>> START Given records
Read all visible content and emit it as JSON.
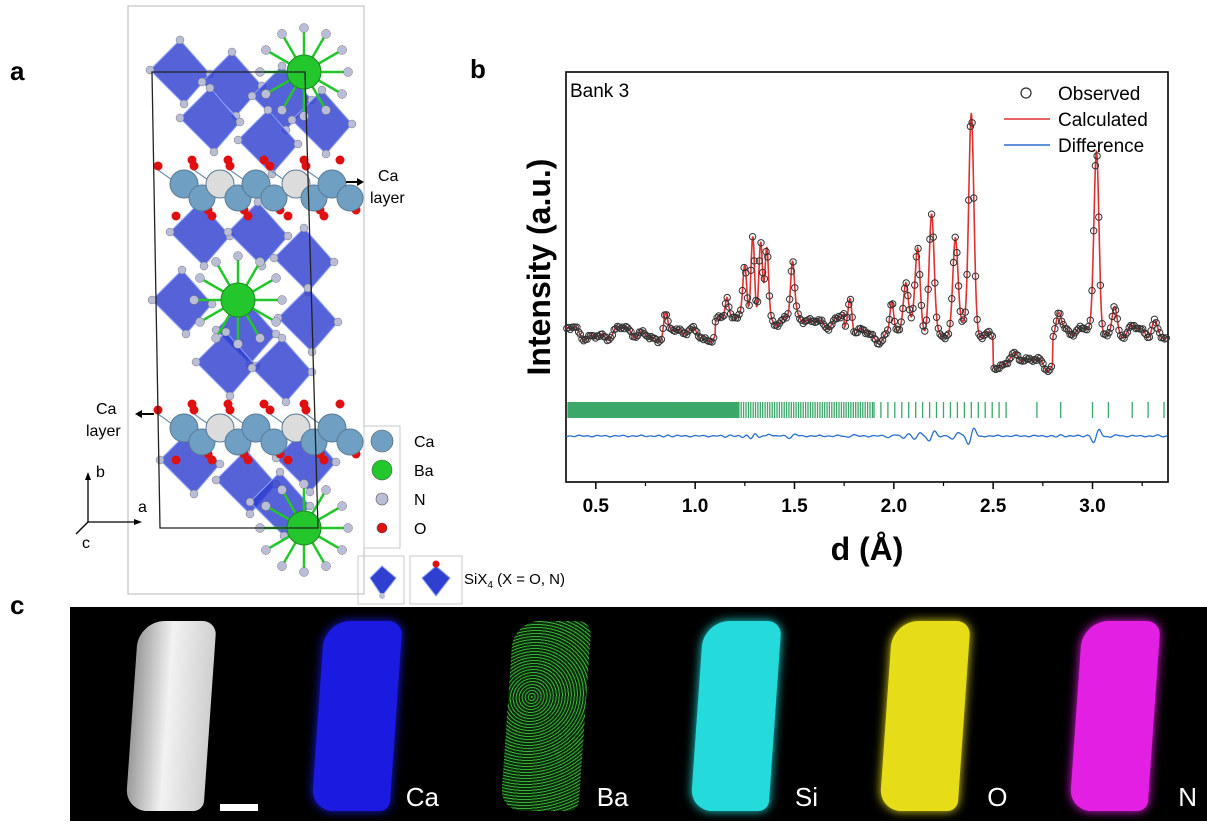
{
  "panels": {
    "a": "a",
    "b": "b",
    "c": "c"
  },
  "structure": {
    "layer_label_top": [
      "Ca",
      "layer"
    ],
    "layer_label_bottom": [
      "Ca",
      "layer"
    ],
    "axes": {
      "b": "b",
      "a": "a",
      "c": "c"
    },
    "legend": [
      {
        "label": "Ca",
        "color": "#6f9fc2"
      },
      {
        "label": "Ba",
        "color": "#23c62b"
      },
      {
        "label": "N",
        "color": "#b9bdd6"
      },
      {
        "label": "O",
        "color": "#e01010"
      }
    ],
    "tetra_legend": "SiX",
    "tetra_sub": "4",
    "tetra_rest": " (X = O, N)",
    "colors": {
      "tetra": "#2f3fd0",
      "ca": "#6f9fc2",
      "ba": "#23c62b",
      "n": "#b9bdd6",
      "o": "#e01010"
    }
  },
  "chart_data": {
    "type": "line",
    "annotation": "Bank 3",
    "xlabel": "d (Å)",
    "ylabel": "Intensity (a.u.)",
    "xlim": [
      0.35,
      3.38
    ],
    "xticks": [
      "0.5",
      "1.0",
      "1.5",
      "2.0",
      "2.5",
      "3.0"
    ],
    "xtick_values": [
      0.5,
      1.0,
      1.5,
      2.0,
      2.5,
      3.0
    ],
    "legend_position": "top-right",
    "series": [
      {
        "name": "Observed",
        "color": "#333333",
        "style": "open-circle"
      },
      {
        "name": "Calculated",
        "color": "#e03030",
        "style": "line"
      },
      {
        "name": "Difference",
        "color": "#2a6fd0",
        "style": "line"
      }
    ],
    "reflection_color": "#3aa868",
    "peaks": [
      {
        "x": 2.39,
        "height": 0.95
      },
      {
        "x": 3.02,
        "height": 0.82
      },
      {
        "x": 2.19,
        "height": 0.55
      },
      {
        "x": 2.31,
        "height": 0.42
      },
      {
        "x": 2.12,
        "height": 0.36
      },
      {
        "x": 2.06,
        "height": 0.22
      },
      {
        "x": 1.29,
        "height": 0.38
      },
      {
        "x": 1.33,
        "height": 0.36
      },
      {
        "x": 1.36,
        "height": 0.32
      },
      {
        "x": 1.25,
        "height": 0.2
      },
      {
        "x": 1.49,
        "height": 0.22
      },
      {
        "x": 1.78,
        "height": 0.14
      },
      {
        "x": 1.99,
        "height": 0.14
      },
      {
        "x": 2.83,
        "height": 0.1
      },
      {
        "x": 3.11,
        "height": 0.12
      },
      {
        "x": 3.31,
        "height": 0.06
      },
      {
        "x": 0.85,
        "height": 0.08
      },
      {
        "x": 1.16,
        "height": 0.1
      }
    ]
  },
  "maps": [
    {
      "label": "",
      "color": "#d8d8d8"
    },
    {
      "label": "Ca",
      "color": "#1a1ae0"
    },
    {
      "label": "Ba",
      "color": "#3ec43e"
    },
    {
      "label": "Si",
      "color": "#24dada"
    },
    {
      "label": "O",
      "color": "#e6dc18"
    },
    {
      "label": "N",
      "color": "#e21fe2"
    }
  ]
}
>> END Given records
>> START Given records
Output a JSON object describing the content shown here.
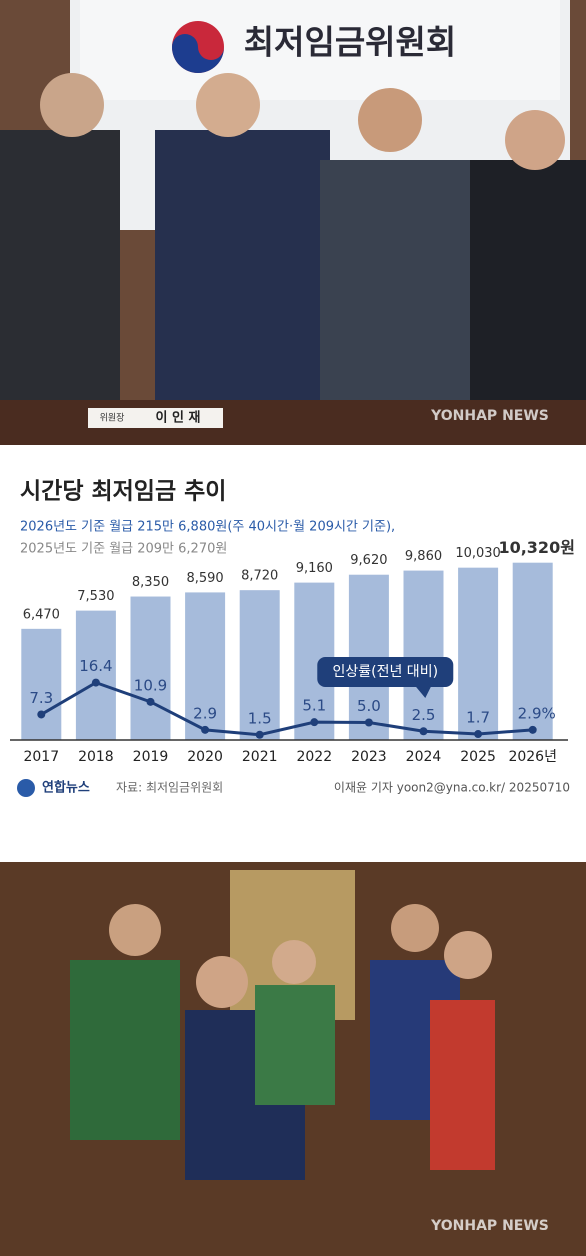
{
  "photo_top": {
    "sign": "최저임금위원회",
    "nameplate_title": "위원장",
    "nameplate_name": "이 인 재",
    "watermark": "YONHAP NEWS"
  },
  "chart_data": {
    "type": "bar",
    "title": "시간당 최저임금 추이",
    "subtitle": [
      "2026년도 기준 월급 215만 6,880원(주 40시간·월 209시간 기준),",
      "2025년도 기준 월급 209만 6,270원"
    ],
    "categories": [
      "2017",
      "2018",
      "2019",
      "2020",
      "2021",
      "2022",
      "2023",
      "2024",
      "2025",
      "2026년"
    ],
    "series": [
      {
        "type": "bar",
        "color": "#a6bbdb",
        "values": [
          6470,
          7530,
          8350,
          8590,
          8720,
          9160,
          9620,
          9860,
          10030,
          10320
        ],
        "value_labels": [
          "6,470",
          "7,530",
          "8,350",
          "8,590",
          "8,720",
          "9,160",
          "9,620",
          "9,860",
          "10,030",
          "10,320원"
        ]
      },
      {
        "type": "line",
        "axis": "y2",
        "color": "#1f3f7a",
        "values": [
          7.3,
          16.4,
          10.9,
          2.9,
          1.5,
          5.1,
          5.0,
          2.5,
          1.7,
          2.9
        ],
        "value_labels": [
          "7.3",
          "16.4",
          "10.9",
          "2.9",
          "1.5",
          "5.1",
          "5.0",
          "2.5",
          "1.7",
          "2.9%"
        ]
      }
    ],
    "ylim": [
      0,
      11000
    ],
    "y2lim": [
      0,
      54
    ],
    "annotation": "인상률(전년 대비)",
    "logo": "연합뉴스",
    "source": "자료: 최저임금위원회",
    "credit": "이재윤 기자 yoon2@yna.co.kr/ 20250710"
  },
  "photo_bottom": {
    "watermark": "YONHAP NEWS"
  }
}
>> END Given records
Brief
Where a line of the material above holds the string "JSON", copy that line.

Solution to this problem
Read all visible content and emit it as JSON.
Output a JSON object describing the content shown here.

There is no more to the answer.